(Figure record extracts)
· · ·

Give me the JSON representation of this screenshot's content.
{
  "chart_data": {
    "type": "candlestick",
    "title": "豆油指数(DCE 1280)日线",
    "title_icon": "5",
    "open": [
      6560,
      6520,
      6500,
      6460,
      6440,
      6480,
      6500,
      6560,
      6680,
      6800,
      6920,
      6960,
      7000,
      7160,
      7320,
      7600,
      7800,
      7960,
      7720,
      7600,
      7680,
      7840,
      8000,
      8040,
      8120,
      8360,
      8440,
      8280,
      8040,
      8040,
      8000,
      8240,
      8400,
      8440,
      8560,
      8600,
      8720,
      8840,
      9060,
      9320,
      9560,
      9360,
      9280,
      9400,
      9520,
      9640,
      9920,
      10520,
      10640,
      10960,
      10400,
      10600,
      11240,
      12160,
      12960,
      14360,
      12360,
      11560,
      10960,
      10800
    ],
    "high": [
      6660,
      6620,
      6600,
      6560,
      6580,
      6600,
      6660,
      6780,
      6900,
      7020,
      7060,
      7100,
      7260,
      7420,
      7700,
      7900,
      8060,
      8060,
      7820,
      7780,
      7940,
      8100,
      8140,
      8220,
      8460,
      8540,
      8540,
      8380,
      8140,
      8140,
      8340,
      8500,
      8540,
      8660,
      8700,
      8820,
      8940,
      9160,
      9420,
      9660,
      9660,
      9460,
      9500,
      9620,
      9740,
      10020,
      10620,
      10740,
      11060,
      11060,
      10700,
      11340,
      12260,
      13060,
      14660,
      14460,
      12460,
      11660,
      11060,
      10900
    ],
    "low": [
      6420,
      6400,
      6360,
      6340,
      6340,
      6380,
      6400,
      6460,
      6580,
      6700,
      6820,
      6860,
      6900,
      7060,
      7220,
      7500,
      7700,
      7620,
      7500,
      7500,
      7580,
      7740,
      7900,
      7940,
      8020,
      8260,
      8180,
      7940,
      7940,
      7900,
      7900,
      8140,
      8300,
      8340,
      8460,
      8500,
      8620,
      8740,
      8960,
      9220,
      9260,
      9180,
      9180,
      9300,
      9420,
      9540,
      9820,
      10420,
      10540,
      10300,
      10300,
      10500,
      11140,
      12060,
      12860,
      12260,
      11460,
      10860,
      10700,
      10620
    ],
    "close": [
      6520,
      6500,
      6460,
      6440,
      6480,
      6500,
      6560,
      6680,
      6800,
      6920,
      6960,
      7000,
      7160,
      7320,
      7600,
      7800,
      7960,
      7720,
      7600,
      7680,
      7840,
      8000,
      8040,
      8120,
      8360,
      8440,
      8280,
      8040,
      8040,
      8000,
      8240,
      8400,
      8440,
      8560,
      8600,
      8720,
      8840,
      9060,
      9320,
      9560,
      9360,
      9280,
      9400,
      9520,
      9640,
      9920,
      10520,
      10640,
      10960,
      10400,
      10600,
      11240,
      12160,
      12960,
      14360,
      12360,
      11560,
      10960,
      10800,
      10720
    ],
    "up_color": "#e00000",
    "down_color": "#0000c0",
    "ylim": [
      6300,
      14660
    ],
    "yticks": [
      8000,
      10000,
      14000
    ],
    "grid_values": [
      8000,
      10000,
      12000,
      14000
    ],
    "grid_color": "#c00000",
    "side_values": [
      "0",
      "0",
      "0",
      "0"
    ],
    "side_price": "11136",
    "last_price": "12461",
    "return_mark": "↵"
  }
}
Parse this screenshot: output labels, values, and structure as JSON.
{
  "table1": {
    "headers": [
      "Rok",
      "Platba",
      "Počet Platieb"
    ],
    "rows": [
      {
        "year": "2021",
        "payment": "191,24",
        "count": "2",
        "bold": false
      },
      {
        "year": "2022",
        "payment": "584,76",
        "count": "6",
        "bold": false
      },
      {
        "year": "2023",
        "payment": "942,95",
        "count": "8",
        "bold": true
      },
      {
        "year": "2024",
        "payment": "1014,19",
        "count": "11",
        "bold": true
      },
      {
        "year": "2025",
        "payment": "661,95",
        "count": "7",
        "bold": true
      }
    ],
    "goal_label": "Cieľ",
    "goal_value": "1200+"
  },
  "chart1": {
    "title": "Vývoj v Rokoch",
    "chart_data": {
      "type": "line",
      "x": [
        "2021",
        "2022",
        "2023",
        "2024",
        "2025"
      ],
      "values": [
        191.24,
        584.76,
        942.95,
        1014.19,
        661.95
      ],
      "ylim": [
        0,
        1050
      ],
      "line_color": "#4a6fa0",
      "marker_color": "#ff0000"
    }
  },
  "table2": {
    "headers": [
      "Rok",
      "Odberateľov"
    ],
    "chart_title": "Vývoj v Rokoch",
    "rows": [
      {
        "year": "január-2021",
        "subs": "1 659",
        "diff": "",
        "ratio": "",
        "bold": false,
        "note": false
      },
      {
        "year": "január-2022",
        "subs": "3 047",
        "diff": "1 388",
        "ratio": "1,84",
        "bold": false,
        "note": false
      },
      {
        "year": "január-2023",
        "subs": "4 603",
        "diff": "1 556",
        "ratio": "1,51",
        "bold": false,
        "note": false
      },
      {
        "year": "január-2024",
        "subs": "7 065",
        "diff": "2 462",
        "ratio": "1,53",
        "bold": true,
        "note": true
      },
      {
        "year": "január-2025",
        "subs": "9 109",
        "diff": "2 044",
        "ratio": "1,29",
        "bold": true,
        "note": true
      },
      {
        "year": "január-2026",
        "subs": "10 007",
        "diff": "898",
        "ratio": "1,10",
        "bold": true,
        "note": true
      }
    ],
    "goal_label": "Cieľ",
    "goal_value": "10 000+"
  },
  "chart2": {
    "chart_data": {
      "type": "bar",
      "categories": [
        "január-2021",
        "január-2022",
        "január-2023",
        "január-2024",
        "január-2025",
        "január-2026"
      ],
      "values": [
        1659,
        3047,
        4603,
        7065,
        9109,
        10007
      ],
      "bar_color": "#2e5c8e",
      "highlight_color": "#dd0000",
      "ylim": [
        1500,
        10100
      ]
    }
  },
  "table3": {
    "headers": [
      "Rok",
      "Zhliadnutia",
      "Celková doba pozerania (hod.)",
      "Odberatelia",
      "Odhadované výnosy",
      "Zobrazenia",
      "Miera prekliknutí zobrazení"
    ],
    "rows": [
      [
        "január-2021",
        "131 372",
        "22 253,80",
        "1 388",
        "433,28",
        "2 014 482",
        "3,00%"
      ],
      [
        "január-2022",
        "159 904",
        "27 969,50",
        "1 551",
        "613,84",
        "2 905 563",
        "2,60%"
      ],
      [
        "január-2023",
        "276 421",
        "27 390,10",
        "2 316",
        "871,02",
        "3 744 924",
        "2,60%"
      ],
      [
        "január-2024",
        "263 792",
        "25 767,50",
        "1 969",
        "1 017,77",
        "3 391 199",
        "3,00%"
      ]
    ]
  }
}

· · ·

### Stated exercise
Each record above should be repeated exactly as it appears.

### Written answer
Give me the JSON representation of this screenshot's content.
{
  "chart_data": {
    "type": "candlestick",
    "title": "豆油指数(DCE 1280)日线",
    "title_icon": "5",
    "open": [
      6560,
      6520,
      6500,
      6460,
      6440,
      6480,
      6500,
      6560,
      6680,
      6800,
      6920,
      6960,
      7000,
      7160,
      7320,
      7600,
      7800,
      7960,
      7720,
      7600,
      7680,
      7840,
      8000,
      8040,
      8120,
      8360,
      8440,
      8280,
      8040,
      8040,
      8000,
      8240,
      8400,
      8440,
      8560,
      8600,
      8720,
      8840,
      9060,
      9320,
      9560,
      9360,
      9280,
      9400,
      9520,
      9640,
      9920,
      10520,
      10640,
      10960,
      10400,
      10600,
      11240,
      12160,
      12960,
      14360,
      12360,
      11560,
      10960,
      10800
    ],
    "high": [
      6660,
      6620,
      6600,
      6560,
      6580,
      6600,
      6660,
      6780,
      6900,
      7020,
      7060,
      7100,
      7260,
      7420,
      7700,
      7900,
      8060,
      8060,
      7820,
      7780,
      7940,
      8100,
      8140,
      8220,
      8460,
      8540,
      8540,
      8380,
      8140,
      8140,
      8340,
      8500,
      8540,
      8660,
      8700,
      8820,
      8940,
      9160,
      9420,
      9660,
      9660,
      9460,
      9500,
      9620,
      9740,
      10020,
      10620,
      10740,
      11060,
      11060,
      10700,
      11340,
      12260,
      13060,
      14660,
      14460,
      12460,
      11660,
      11060,
      10900
    ],
    "low": [
      6420,
      6400,
      6360,
      6340,
      6340,
      6380,
      6400,
      6460,
      6580,
      6700,
      6820,
      6860,
      6900,
      7060,
      7220,
      7500,
      7700,
      7620,
      7500,
      7500,
      7580,
      7740,
      7900,
      7940,
      8020,
      8260,
      8180,
      7940,
      7940,
      7900,
      7900,
      8140,
      8300,
      8340,
      8460,
      8500,
      8620,
      8740,
      8960,
      9220,
      9260,
      9180,
      9180,
      9300,
      9420,
      9540,
      9820,
      10420,
      10540,
      10300,
      10300,
      10500,
      11140,
      12060,
      12860,
      12260,
      11460,
      10860,
      10700,
      10620
    ],
    "close": [
      6520,
      6500,
      6460,
      6440,
      6480,
      6500,
      6560,
      6680,
      6800,
      6920,
      6960,
      7000,
      7160,
      7320,
      7600,
      7800,
      7960,
      7720,
      7600,
      7680,
      7840,
      8000,
      8040,
      8120,
      8360,
      8440,
      8280,
      8040,
      8040,
      8000,
      8240,
      8400,
      8440,
      8560,
      8600,
      8720,
      8840,
      9060,
      9320,
      9560,
      9360,
      9280,
      9400,
      9520,
      9640,
      9920,
      10520,
      10640,
      10960,
      10400,
      10600,
      11240,
      12160,
      12960,
      14360,
      12360,
      11560,
      10960,
      10800,
      10720
    ],
    "up_color": "#e00000",
    "down_color": "#0000c0",
    "ylim": [
      6300,
      14660
    ],
    "yticks": [
      8000,
      10000,
      14000
    ],
    "grid_values": [
      8000,
      10000,
      12000,
      14000
    ],
    "grid_color": "#c00000",
    "side_values": [
      "0",
      "0",
      "0",
      "0"
    ],
    "side_price": "11136",
    "last_price": "12461",
    "return_mark": "↵"
  }
}
Parse this screenshot: output labels, values, and structure as JSON.
{
  "table1": {
    "headers": [
      "Rok",
      "Platba",
      "Počet Platieb"
    ],
    "rows": [
      {
        "year": "2021",
        "payment": "191,24",
        "count": "2",
        "bold": false
      },
      {
        "year": "2022",
        "payment": "584,76",
        "count": "6",
        "bold": false
      },
      {
        "year": "2023",
        "payment": "942,95",
        "count": "8",
        "bold": true
      },
      {
        "year": "2024",
        "payment": "1014,19",
        "count": "11",
        "bold": true
      },
      {
        "year": "2025",
        "payment": "661,95",
        "count": "7",
        "bold": true
      }
    ],
    "goal_label": "Cieľ",
    "goal_value": "1200+"
  },
  "chart1": {
    "title": "Vývoj v Rokoch",
    "chart_data": {
      "type": "line",
      "x": [
        "2021",
        "2022",
        "2023",
        "2024",
        "2025"
      ],
      "values": [
        191.24,
        584.76,
        942.95,
        1014.19,
        661.95
      ],
      "ylim": [
        0,
        1050
      ],
      "line_color": "#4a6fa0",
      "marker_color": "#ff0000"
    }
  },
  "table2": {
    "headers": [
      "Rok",
      "Odberateľov"
    ],
    "chart_title": "Vývoj v Rokoch",
    "rows": [
      {
        "year": "január-2021",
        "subs": "1 659",
        "diff": "",
        "ratio": "",
        "bold": false,
        "note": false
      },
      {
        "year": "január-2022",
        "subs": "3 047",
        "diff": "1 388",
        "ratio": "1,84",
        "bold": false,
        "note": false
      },
      {
        "year": "január-2023",
        "subs": "4 603",
        "diff": "1 556",
        "ratio": "1,51",
        "bold": false,
        "note": false
      },
      {
        "year": "január-2024",
        "subs": "7 065",
        "diff": "2 462",
        "ratio": "1,53",
        "bold": true,
        "note": true
      },
      {
        "year": "január-2025",
        "subs": "9 109",
        "diff": "2 044",
        "ratio": "1,29",
        "bold": true,
        "note": true
      },
      {
        "year": "január-2026",
        "subs": "10 007",
        "diff": "898",
        "ratio": "1,10",
        "bold": true,
        "note": true
      }
    ],
    "goal_label": "Cieľ",
    "goal_value": "10 000+"
  },
  "chart2": {
    "chart_data": {
      "type": "bar",
      "categories": [
        "január-2021",
        "január-2022",
        "január-2023",
        "január-2024",
        "január-2025",
        "január-2026"
      ],
      "values": [
        1659,
        3047,
        4603,
        7065,
        9109,
        10007
      ],
      "bar_color": "#2e5c8e",
      "highlight_color": "#dd0000",
      "ylim": [
        1500,
        10100
      ]
    }
  },
  "table3": {
    "headers": [
      "Rok",
      "Zhliadnutia",
      "Celková doba pozerania (hod.)",
      "Odberatelia",
      "Odhadované výnosy",
      "Zobrazenia",
      "Miera prekliknutí zobrazení"
    ],
    "rows": [
      [
        "január-2021",
        "131 372",
        "22 253,80",
        "1 388",
        "433,28",
        "2 014 482",
        "3,00%"
      ],
      [
        "január-2022",
        "159 904",
        "27 969,50",
        "1 551",
        "613,84",
        "2 905 563",
        "2,60%"
      ],
      [
        "január-2023",
        "276 421",
        "27 390,10",
        "2 316",
        "871,02",
        "3 744 924",
        "2,60%"
      ],
      [
        "január-2024",
        "263 792",
        "25 767,50",
        "1 969",
        "1 017,77",
        "3 391 199",
        "3,00%"
      ]
    ]
  }
}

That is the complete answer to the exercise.